Below is the data. Give it again, complete and exact.
----- Dataset
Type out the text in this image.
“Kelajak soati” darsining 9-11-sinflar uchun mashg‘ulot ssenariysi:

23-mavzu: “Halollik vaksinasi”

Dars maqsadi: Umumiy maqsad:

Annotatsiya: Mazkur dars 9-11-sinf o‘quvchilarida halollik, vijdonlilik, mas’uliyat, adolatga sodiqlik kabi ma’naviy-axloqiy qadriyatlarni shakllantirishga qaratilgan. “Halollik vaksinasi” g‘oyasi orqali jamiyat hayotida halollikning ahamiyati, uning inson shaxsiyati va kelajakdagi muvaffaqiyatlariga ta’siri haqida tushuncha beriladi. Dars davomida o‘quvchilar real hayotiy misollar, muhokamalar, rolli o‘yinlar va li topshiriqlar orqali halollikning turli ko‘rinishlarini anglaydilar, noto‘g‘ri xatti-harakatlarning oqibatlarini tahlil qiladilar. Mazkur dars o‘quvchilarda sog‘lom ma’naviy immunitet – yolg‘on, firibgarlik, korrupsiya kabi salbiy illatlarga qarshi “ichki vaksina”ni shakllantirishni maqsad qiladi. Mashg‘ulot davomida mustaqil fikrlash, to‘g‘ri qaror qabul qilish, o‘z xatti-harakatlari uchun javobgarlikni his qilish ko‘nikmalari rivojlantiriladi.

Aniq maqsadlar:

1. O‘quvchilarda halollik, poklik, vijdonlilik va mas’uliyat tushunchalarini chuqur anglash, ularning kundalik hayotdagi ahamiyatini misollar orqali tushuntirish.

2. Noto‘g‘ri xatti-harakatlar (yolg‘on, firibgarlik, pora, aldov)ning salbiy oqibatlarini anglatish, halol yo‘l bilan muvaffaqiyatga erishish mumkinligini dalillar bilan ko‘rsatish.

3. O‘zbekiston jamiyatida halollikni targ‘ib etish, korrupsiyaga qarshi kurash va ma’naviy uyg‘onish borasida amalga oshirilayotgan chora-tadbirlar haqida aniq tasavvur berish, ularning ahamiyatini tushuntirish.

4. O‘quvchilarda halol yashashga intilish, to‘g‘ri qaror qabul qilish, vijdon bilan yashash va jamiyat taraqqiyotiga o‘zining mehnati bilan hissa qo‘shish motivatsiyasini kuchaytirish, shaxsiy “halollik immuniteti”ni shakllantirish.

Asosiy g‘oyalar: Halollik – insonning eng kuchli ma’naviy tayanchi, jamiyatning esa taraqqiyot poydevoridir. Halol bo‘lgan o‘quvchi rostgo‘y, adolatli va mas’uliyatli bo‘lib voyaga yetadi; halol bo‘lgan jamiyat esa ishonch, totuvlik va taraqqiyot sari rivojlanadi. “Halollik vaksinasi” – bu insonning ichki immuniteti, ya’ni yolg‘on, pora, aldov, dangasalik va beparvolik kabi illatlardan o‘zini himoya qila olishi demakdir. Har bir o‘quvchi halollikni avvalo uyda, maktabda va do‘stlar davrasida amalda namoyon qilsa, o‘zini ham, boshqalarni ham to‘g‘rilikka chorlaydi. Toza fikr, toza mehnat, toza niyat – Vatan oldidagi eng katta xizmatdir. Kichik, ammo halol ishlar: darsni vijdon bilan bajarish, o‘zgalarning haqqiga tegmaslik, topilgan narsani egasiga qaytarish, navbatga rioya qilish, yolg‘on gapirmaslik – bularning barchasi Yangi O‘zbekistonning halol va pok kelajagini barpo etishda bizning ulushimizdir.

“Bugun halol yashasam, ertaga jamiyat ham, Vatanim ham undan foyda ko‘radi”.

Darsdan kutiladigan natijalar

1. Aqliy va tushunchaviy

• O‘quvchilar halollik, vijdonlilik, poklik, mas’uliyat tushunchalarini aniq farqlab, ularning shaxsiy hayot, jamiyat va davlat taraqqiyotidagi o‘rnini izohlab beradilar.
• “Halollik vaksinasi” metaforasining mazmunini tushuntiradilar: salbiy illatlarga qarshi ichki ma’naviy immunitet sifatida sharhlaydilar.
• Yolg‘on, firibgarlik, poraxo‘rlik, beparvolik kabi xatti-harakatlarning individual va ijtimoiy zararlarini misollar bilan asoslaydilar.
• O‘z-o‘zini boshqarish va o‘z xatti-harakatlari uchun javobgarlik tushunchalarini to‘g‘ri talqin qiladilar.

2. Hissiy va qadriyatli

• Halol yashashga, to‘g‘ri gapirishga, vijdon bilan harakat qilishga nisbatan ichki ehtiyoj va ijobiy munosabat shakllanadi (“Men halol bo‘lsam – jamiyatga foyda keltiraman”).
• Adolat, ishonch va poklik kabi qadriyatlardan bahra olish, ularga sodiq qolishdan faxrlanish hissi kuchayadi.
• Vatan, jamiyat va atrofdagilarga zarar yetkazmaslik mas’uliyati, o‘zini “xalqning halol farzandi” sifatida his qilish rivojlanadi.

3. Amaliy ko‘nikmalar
----------
Task solution:
Type out the text in this image.
“Kelajak soati” darsining 9-11-sinflar uchun mashg‘ulot ssenariysi:

23-mavzu: “Halollik vaksinasi”

Dars maqsadi: Umumiy maqsad:

Annotatsiya: Mazkur dars 9-11-sinf o‘quvchilarida halollik, vijdonlilik, mas’uliyat, adolatga sodiqlik kabi ma’naviy-axloqiy qadriyatlarni shakllantirishga qaratilgan. “Halollik vaksinasi” g‘oyasi orqali jamiyat hayotida halollikning ahamiyati, uning inson shaxsiyati va kelajakdagi muvaffaqiyatlariga ta’siri haqida tushuncha beriladi. Dars davomida o‘quvchilar real hayotiy misollar, muhokamalar, rolli o‘yinlar va li topshiriqlar orqali halollikning turli ko‘rinishlarini anglaydilar, noto‘g‘ri xatti-harakatlarning oqibatlarini tahlil qiladilar. Mazkur dars o‘quvchilarda sog‘lom ma’naviy immunitet – yolg‘on, firibgarlik, korrupsiya kabi salbiy illatlarga qarshi “ichki vaksina”ni shakllantirishni maqsad qiladi. Mashg‘ulot davomida mustaqil fikrlash, to‘g‘ri qaror qabul qilish, o‘z xatti-harakatlari uchun javobgarlikni his qilish ko‘nikmalari rivojlantiriladi.

Aniq maqsadlar:

1. O‘quvchilarda halollik, poklik, vijdonlilik va mas’uliyat tushunchalarini chuqur anglash, ularning kundalik hayotdagi ahamiyatini misollar orqali tushuntirish.

2. Noto‘g‘ri xatti-harakatlar (yolg‘on, firibgarlik, pora, aldov)ning salbiy oqibatlarini anglatish, halol yo‘l bilan muvaffaqiyatga erishish mumkinligini dalillar bilan ko‘rsatish.

3. O‘zbekiston jamiyatida halollikni targ‘ib etish, korrupsiyaga qarshi kurash va ma’naviy uyg‘onish borasida amalga oshirilayotgan chora-tadbirlar haqida aniq tasavvur berish, ularning ahamiyatini tushuntirish.

4. O‘quvchilarda halol yashashga intilish, to‘g‘ri qaror qabul qilish, vijdon bilan yashash va jamiyat taraqqiyotiga o‘zining mehnati bilan hissa qo‘shish motivatsiyasini kuchaytirish, shaxsiy “halollik immuniteti”ni shakllantirish.

Asosiy g‘oyalar: Halollik – insonning eng kuchli ma’naviy tayanchi, jamiyatning esa taraqqiyot poydevoridir. Halol bo‘lgan o‘quvchi rostgo‘y, adolatli va mas’uliyatli bo‘lib voyaga yetadi; halol bo‘lgan jamiyat esa ishonch, totuvlik va taraqqiyot sari rivojlanadi. “Halollik vaksinasi” – bu insonning ichki immuniteti, ya’ni yolg‘on, pora, aldov, dangasalik va beparvolik kabi illatlardan o‘zini himoya qila olishi demakdir. Har bir o‘quvchi halollikni avvalo uyda, maktabda va do‘stlar davrasida amalda namoyon qilsa, o‘zini ham, boshqalarni ham to‘g‘rilikka chorlaydi. Toza fikr, toza mehnat, toza niyat – Vatan oldidagi eng katta xizmatdir. Kichik, ammo halol ishlar: darsni vijdon bilan bajarish, o‘zgalarning haqqiga tegmaslik, topilgan narsani egasiga qaytarish, navbatga rioya qilish, yolg‘on gapirmaslik – bularning barchasi Yangi O‘zbekistonning halol va pok kelajagini barpo etishda bizning ulushimizdir.

“Bugun halol yashasam, ertaga jamiyat ham, Vatanim ham undan foyda ko‘radi”.

Darsdan kutiladigan natijalar

1. Aqliy va tushunchaviy

• O‘quvchilar halollik, vijdonlilik, poklik, mas’uliyat tushunchalarini aniq farqlab, ularning shaxsiy hayot, jamiyat va davlat taraqqiyotidagi o‘rnini izohlab beradilar.
• “Halollik vaksinasi” metaforasining mazmunini tushuntiradilar: salbiy illatlarga qarshi ichki ma’naviy immunitet sifatida sharhlaydilar.
• Yolg‘on, firibgarlik, poraxo‘rlik, beparvolik kabi xatti-harakatlarning individual va ijtimoiy zararlarini misollar bilan asoslaydilar.
• O‘z-o‘zini boshqarish va o‘z xatti-harakatlari uchun javobgarlik tushunchalarini to‘g‘ri talqin qiladilar.

2. Hissiy va qadriyatli

• Halol yashashga, to‘g‘ri gapirishga, vijdon bilan harakat qilishga nisbatan ichki ehtiyoj va ijobiy munosabat shakllanadi (“Men halol bo‘lsam – jamiyatga foyda keltiraman”).
• Adolat, ishonch va poklik kabi qadriyatlardan bahra olish, ularga sodiq qolishdan faxrlanish hissi kuchayadi.
• Vatan, jamiyat va atrofdagilarga zarar yetkazmaslik mas’uliyati, o‘zini “xalqning halol farzandi” sifatida his qilish rivojlanadi.

3. Amaliy ko‘nikmalar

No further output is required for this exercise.